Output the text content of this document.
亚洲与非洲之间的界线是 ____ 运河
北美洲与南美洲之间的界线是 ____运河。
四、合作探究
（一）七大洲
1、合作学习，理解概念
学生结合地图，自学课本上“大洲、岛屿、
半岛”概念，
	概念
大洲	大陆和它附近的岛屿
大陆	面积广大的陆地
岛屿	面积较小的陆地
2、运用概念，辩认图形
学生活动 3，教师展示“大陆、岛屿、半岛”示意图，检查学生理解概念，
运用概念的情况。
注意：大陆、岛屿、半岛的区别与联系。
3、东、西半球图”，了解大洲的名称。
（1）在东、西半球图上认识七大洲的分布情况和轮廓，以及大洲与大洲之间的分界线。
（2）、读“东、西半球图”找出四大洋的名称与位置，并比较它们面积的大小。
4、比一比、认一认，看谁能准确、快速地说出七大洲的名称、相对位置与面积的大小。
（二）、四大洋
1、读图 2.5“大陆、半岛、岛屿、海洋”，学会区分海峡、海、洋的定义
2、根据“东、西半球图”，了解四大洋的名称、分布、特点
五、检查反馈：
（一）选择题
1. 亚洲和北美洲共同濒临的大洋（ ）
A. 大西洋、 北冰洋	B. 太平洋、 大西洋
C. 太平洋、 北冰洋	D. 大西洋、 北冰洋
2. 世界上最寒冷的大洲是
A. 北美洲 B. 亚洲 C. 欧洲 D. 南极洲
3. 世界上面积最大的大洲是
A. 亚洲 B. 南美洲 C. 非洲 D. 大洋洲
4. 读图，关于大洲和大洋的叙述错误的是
_ _ _
Write out the full listing, keeping every line exactly as it is.

Output the text content of this document.
亚洲与非洲之间的界线是 ____ 运河
北美洲与南美洲之间的界线是 ____运河。
四、合作探究
（一）七大洲
1、合作学习，理解概念
学生结合地图，自学课本上“大洲、岛屿、
半岛”概念，
	概念
大洲	大陆和它附近的岛屿
大陆	面积广大的陆地
岛屿	面积较小的陆地
2、运用概念，辩认图形
学生活动 3，教师展示“大陆、岛屿、半岛”示意图，检查学生理解概念，
运用概念的情况。
注意：大陆、岛屿、半岛的区别与联系。
3、东、西半球图”，了解大洲的名称。
（1）在东、西半球图上认识七大洲的分布情况和轮廓，以及大洲与大洲之间的分界线。
（2）、读“东、西半球图”找出四大洋的名称与位置，并比较它们面积的大小。
4、比一比、认一认，看谁能准确、快速地说出七大洲的名称、相对位置与面积的大小。
（二）、四大洋
1、读图 2.5“大陆、半岛、岛屿、海洋”，学会区分海峡、海、洋的定义
2、根据“东、西半球图”，了解四大洋的名称、分布、特点
五、检查反馈：
（一）选择题
1. 亚洲和北美洲共同濒临的大洋（ ）
A. 大西洋、 北冰洋	B. 太平洋、 大西洋
C. 太平洋、 北冰洋	D. 大西洋、 北冰洋
2. 世界上最寒冷的大洲是
A. 北美洲 B. 亚洲 C. 欧洲 D. 南极洲
3. 世界上面积最大的大洲是
A. 亚洲 B. 南美洲 C. 非洲 D. 大洋洲
4. 读图，关于大洲和大洋的叙述错误的是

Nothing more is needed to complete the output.